Tradisi Pasola, Simbol Kemakmuran dan Kesuburan Masyarakat Sumba Barat

Share This Post

Sumba BaratMasyarakat Sumba Barat, memiliki tradisi perang adat yang rutin diselenggarakan sebagai simbol kemakmuran dan kesuburan. Tradisi ini sering diadakan setiap tahun sekali pada saat permulaan musim tanam. Penyelenggaraan Pasola biasanya diselenggarakan pada bulan Februari di Kecamatan Lamboya dan pada bulan Maret di Kecamatan Wanokaka dan Laboya Barat/Gaura.

 

Pasola berasal dari kata sola atau hola yang berarti kayu lembing. Dalam konteks ritual, pasola adalah perang adat yang terdiri dari dua kelompok penunggang kuda yang saling berhadapan, kejar kejaran sambil melemparkan lembing kayu ke arah lawan. 

 

Dalam menentukan tanggal perayaan Pasola, ditentukan oleh para rato yang berdasarkan perhitungan bulan gelap dan bulan terang serta melihat tanda-tanda alam. Dalam satu bulan sebelum upacara Pasola, ada pantangan yang harus dipatuhi masyarakat seperti tidak boleh mengadakan pesta, membangun rumah, dan acara lainnya.

 

Pelaksanaan upacara Pasola ini sangat berkaitan dengan persiapan pengerjaan tanah perkebunan atau perkebunan. Hal tersebut dipercaya setiap tetesan darah pada saat Pasola mempunyai kekuatan magis menyuburkan dan menghidupkan. Anggapan ini sejalan dengan konsep kejadian oleh Gregory Forth (1983) terkait kehidupan janin dalam kandungan yang mendapat daya hidup dari darah seorang ibu yang dialirkan dari tali pusar. Dengan demikian darah atau sesuatu yang menyerupai darah dipercaya mempunyai kekuatan sakti menyuburkan dan menghidupkan.

 

Tradisi Pasola Sumba Barat.  Sumber Foto: Twitter @ELFARAFM
Tradisi Pasola Sumba Barat. Sumber Foto: Twitter @ELFARAFM

 

Sejarah dan Nilai Pasola

 

Pasola ditengarai merupakan tradisi dari sebuah kisah dari cinta segi tiga di Kampung Waiwuang. Konon, ada tiga bersaudara yang tinggal di kampung tersebut bernama Ngungo tau Matutu, Yagi Waikareri, dan Ubu Dulla. Ketiga bersaudara ini sudah berkeluarga termasuk si bungsu yakni Ubu Dulla yang memperistri wanita cantik yang bernama Rabu Kabba.

 

Suatu ketika ketiga bersaudara tersebut pergi ke laut untuk mencari ikan. Namun mereka terus berlayar sampai ke Muhu Karera, sebuah negeri yang sangat dikenal dengan kemakmurannya untuk seseorang yang mengadu nasib. Hal tersebut dilakukan tanpa sepengetahuan istri-istrinya dan warga Waiwuang.

**SOAL DAN TUGAS:**
[1] Tuliskan ulang bagian teks tentang tradisi Pasola yang diawali kata-kata yang memuat "Sejarah dan Nilai" dan diakhiri "bernama Rabu Kabba.".
[2] Tolong perbarui baris data dari baris pertama sampai baris yang memuat "alert-count: 0 [1828,990,1840,1013]", termasuk baris itu, dengan mengganti "Resolver" menjadi "Cerrar" tanpa mengubah bagian lain. Tampilkan hanya baris-baris tersebut.

**BAHAN SUMBER:**
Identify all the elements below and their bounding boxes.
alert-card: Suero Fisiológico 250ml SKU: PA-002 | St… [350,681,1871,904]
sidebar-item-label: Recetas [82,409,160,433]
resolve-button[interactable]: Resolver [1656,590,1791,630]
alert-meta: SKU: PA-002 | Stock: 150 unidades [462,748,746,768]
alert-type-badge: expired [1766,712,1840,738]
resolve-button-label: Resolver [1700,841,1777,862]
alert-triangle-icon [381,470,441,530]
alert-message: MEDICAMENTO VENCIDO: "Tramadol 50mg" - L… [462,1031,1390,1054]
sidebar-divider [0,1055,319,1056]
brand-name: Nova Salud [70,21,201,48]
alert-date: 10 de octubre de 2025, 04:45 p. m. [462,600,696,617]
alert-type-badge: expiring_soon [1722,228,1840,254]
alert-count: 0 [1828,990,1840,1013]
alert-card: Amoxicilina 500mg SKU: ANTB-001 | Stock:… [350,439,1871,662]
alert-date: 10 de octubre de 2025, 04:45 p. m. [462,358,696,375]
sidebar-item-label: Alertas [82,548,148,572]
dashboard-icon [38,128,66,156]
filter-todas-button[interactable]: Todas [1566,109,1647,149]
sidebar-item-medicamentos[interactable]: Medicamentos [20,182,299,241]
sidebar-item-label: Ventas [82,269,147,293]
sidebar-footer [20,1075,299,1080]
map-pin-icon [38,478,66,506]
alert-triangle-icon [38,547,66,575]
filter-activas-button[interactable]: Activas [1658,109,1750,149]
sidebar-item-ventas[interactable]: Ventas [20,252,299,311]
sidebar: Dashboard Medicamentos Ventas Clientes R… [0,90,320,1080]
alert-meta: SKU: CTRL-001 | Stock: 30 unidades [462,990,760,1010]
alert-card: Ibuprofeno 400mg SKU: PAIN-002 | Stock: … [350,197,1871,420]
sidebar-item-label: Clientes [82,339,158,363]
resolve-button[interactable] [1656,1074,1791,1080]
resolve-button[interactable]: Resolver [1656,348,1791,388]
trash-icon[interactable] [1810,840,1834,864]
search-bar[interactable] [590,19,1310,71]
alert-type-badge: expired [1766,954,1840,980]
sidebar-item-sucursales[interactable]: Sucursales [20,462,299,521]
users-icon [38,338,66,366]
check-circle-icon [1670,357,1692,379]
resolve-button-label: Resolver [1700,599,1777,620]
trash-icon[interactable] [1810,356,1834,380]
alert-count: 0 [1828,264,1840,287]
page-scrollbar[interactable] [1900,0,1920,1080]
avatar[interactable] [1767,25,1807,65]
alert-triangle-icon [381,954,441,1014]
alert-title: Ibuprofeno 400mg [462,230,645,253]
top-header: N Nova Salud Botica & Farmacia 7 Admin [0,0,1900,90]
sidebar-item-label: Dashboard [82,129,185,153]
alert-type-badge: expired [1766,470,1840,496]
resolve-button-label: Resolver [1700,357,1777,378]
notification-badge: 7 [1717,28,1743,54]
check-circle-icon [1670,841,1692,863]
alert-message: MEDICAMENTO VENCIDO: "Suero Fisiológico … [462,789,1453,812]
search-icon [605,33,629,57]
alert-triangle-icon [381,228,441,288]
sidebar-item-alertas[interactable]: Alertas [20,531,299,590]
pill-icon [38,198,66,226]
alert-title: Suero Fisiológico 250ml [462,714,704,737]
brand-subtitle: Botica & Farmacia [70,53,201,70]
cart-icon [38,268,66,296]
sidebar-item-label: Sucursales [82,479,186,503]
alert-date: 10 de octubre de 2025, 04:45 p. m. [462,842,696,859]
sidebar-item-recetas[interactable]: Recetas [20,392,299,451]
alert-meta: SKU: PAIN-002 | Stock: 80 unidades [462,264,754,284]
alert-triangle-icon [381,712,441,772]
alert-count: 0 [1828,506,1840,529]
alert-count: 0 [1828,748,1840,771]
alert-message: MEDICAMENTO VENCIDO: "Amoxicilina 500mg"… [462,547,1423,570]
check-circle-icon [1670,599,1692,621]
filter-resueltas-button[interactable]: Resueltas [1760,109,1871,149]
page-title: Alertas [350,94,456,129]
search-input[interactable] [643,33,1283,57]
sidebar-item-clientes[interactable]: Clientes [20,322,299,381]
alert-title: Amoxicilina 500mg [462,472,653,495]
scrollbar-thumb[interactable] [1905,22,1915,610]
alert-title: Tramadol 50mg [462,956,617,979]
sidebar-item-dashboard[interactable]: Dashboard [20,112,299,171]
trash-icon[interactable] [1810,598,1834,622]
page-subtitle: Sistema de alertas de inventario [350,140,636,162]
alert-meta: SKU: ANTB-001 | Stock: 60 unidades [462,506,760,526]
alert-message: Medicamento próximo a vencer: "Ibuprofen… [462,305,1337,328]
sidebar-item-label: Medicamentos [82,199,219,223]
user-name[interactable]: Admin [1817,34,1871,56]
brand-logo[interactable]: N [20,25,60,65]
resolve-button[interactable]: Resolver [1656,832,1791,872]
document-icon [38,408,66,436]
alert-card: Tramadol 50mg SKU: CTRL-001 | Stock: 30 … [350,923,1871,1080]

**JAWABAN:**
[1]
Sejarah dan Nilai Pasola

 

Pasola ditengarai merupakan tradisi dari sebuah kisah dari cinta segi tiga di Kampung Waiwuang. Konon, ada tiga bersaudara yang tinggal di kampung tersebut bernama Ngungo tau Matutu, Yagi Waikareri, dan Ubu Dulla. Ketiga bersaudara ini sudah berkeluarga termasuk si bungsu yakni Ubu Dulla yang memperistri wanita cantik yang bernama Rabu Kabba.

[2]
Identify all the elements below and their bounding boxes.
alert-card: Suero Fisiológico 250ml SKU: PA-002 | St… [350,681,1871,904]
sidebar-item-label: Recetas [82,409,160,433]
resolve-button[interactable]: Cerrar [1656,590,1791,630]
alert-meta: SKU: PA-002 | Stock: 150 unidades [462,748,746,768]
alert-type-badge: expired [1766,712,1840,738]
resolve-button-label: Cerrar [1700,841,1777,862]
alert-triangle-icon [381,470,441,530]
alert-message: MEDICAMENTO VENCIDO: "Tramadol 50mg" - L… [462,1031,1390,1054]
sidebar-divider [0,1055,319,1056]
brand-name: Nova Salud [70,21,201,48]
alert-date: 10 de octubre de 2025, 04:45 p. m. [462,600,696,617]
alert-type-badge: expiring_soon [1722,228,1840,254]
alert-count: 0 [1828,990,1840,1013]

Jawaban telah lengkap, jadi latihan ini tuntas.